Aim: Print the listing that follows, character for character.

Supplied data:

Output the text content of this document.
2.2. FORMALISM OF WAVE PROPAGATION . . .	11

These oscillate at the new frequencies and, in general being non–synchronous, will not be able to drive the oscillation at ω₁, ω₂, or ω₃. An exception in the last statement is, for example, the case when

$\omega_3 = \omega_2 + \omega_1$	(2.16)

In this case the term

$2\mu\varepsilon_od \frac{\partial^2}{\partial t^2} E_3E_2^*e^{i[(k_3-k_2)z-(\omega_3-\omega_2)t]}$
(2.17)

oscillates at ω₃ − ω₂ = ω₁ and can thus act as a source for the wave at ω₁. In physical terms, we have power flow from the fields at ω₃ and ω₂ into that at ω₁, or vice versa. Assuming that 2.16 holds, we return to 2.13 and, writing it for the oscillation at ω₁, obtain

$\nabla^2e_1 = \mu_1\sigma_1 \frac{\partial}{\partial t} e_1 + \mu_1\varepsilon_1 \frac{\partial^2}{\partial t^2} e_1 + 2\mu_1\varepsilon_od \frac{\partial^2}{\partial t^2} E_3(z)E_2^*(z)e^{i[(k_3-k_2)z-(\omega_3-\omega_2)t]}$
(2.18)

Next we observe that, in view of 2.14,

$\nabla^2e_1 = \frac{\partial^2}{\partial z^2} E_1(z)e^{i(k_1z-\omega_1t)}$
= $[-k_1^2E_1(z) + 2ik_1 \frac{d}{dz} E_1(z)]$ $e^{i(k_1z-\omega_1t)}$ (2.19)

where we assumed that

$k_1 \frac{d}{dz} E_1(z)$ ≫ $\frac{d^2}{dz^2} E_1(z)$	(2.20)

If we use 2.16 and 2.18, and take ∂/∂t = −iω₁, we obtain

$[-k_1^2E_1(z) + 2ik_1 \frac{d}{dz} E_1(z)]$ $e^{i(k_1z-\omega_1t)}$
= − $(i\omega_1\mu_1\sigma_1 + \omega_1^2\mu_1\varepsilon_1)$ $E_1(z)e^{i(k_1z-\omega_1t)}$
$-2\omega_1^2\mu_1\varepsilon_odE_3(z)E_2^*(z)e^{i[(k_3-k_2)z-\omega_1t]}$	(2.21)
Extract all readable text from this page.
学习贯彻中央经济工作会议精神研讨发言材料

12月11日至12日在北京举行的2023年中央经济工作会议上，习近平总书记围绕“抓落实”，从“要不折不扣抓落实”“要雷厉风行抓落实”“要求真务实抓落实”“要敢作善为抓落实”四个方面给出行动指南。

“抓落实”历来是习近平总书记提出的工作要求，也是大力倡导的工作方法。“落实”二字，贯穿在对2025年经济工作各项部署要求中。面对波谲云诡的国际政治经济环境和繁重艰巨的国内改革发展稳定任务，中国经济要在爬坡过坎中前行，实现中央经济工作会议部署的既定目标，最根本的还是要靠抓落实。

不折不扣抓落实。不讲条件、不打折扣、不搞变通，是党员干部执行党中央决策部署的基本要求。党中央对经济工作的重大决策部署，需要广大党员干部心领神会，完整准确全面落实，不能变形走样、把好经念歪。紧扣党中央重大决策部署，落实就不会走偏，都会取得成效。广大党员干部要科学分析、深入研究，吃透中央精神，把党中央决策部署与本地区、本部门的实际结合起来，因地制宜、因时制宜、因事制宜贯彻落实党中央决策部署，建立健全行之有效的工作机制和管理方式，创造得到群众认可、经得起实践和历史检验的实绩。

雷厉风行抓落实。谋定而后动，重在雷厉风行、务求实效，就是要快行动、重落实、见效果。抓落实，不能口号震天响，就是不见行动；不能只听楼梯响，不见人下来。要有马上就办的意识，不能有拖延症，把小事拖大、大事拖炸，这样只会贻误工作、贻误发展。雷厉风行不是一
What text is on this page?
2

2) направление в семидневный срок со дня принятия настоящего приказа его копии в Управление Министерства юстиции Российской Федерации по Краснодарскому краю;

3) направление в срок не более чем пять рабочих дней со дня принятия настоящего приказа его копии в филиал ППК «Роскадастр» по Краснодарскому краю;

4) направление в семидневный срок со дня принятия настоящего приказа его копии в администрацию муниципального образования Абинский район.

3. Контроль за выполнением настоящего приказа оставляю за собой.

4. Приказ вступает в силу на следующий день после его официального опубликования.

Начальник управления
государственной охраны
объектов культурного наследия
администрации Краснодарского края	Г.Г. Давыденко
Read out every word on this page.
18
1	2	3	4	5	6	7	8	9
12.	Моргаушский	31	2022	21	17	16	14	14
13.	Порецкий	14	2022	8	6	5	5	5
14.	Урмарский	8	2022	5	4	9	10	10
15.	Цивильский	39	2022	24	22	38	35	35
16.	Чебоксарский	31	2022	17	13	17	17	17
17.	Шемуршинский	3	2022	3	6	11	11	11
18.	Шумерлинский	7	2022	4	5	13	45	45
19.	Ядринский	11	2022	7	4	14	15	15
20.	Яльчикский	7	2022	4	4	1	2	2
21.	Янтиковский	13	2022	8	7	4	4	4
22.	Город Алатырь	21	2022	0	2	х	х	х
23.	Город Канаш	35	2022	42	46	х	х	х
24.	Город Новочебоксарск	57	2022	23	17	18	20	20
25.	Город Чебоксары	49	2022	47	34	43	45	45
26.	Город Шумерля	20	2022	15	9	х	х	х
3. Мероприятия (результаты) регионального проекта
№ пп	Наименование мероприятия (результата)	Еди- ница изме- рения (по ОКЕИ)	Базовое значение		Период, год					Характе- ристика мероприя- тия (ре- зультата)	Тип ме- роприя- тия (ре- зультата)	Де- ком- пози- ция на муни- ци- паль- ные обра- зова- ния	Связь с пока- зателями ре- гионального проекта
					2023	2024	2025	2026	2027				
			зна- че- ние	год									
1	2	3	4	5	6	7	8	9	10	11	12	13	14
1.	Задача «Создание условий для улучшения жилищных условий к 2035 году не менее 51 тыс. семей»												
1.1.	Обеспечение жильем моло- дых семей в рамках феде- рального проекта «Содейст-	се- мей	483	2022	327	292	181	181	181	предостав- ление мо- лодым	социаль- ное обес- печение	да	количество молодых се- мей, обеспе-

Answer to this exercise:
Output the text content of this document.
2.2. FORMALISM OF WAVE PROPAGATION . . .	11

These oscillate at the new frequencies and, in general being non–synchronous, will not be able to drive the oscillation at ω₁, ω₂, or ω₃. An exception in the last statement is, for example, the case when

$\omega_3 = \omega_2 + \omega_1$	(2.16)

In this case the term

$2\mu\varepsilon_od \frac{\partial^2}{\partial t^2} E_3E_2^*e^{i[(k_3-k_2)z-(\omega_3-\omega_2)t]}$
(2.17)

oscillates at ω₃ − ω₂ = ω₁ and can thus act as a source for the wave at ω₁. In physical terms, we have power flow from the fields at ω₃ and ω₂ into that at ω₁, or vice versa. Assuming that 2.16 holds, we return to 2.13 and, writing it for the oscillation at ω₁, obtain

$\nabla^2e_1 = \mu_1\sigma_1 \frac{\partial}{\partial t} e_1 + \mu_1\varepsilon_1 \frac{\partial^2}{\partial t^2} e_1 + 2\mu_1\varepsilon_od \frac{\partial^2}{\partial t^2} E_3(z)E_2^*(z)e^{i[(k_3-k_2)z-(\omega_3-\omega_2)t]}$
(2.18)

Next we observe that, in view of 2.14,

$\nabla^2e_1 = \frac{\partial^2}{\partial z^2} E_1(z)e^{i(k_1z-\omega_1t)}$
= $[-k_1^2E_1(z) + 2ik_1 \frac{d}{dz} E_1(z)]$ $e^{i(k_1z-\omega_1t)}$ (2.19)

where we assumed that

$k_1 \frac{d}{dz} E_1(z)$ ≫ $\frac{d^2}{dz^2} E_1(z)$	(2.20)

If we use 2.16 and 2.18, and take ∂/∂t = −iω₁, we obtain

$[-k_1^2E_1(z) + 2ik_1 \frac{d}{dz} E_1(z)]$ $e^{i(k_1z-\omega_1t)}$
= − $(i\omega_1\mu_1\sigma_1 + \omega_1^2\mu_1\varepsilon_1)$ $E_1(z)e^{i(k_1z-\omega_1t)}$
$-2\omega_1^2\mu_1\varepsilon_odE_3(z)E_2^*(z)e^{i[(k_3-k_2)z-\omega_1t]}$	(2.21)
Extract all readable text from this page.
学习贯彻中央经济工作会议精神研讨发言材料

12月11日至12日在北京举行的2023年中央经济工作会议上，习近平总书记围绕“抓落实”，从“要不折不扣抓落实”“要雷厉风行抓落实”“要求真务实抓落实”“要敢作善为抓落实”四个方面给出行动指南。

“抓落实”历来是习近平总书记提出的工作要求，也是大力倡导的工作方法。“落实”二字，贯穿在对2025年经济工作各项部署要求中。面对波谲云诡的国际政治经济环境和繁重艰巨的国内改革发展稳定任务，中国经济要在爬坡过坎中前行，实现中央经济工作会议部署的既定目标，最根本的还是要靠抓落实。

不折不扣抓落实。不讲条件、不打折扣、不搞变通，是党员干部执行党中央决策部署的基本要求。党中央对经济工作的重大决策部署，需要广大党员干部心领神会，完整准确全面落实，不能变形走样、把好经念歪。紧扣党中央重大决策部署，落实就不会走偏，都会取得成效。广大党员干部要科学分析、深入研究，吃透中央精神，把党中央决策部署与本地区、本部门的实际结合起来，因地制宜、因时制宜、因事制宜贯彻落实党中央决策部署，建立健全行之有效的工作机制和管理方式，创造得到群众认可、经得起实践和历史检验的实绩。

雷厉风行抓落实。谋定而后动，重在雷厉风行、务求实效，就是要快行动、重落实、见效果。抓落实，不能口号震天响，就是不见行动；不能只听楼梯响，不见人下来。要有马上就办的意识，不能有拖延症，把小事拖大、大事拖炸，这样只会贻误工作、贻误发展。雷厉风行不是一
What text is on this page?
2

2) направление в семидневный срок со дня принятия настоящего приказа его копии в Управление Министерства юстиции Российской Федерации по Краснодарскому краю;

3) направление в срок не более чем пять рабочих дней со дня принятия настоящего приказа его копии в филиал ППК «Роскадастр» по Краснодарскому краю;

4) направление в семидневный срок со дня принятия настоящего приказа его копии в администрацию муниципального образования Абинский район.

3. Контроль за выполнением настоящего приказа оставляю за собой.

4. Приказ вступает в силу на следующий день после его официального опубликования.

Начальник управления
государственной охраны
объектов культурного наследия
администрации Краснодарского края	Г.Г. Давыденко
Read out every word on this page.
18
1	2	3	4	5	6	7	8	9
12.	Моргаушский	31	2022	21	17	16	14	14
13.	Порецкий	14	2022	8	6	5	5	5
14.	Урмарский	8	2022	5	4	9	10	10
15.	Цивильский	39	2022	24	22	38	35	35
16.	Чебоксарский	31	2022	17	13	17	17	17
17.	Шемуршинский	3	2022	3	6	11	11	11
18.	Шумерлинский	7	2022	4	5	13	45	45
19.	Ядринский	11	2022	7	4	14	15	15
20.	Яльчикский	7	2022	4	4	1	2	2
21.	Янтиковский	13	2022	8	7	4	4	4
22.	Город Алатырь	21	2022	0	2	х	х	х
23.	Город Канаш	35	2022	42	46	х	х	х
24.	Город Новочебоксарск	57	2022	23	17	18	20	20
25.	Город Чебоксары	49	2022	47	34	43	45	45
26.	Город Шумерля	20	2022	15	9	х	х	х
3. Мероприятия (результаты) регионального проекта
№ пп	Наименование мероприятия (результата)	Еди- ница изме- рения (по ОКЕИ)	Базовое значение		Период, год					Характе- ристика мероприя- тия (ре- зультата)	Тип ме- роприя- тия (ре- зультата)	Де- ком- пози- ция на муни- ци- паль- ные обра- зова- ния	Связь с пока- зателями ре- гионального проекта
					2023	2024	2025	2026	2027				
			зна- че- ние	год									
1	2	3	4	5	6	7	8	9	10	11	12	13	14
1.	Задача «Создание условий для улучшения жилищных условий к 2035 году не менее 51 тыс. семей»												
1.1.	Обеспечение жильем моло- дых семей в рамках феде- рального проекта «Содейст-	се- мей	483	2022	327	292	181	181	181	предостав- ление мо- лодым	социаль- ное обес- печение	да	количество молодых се- мей, обеспе-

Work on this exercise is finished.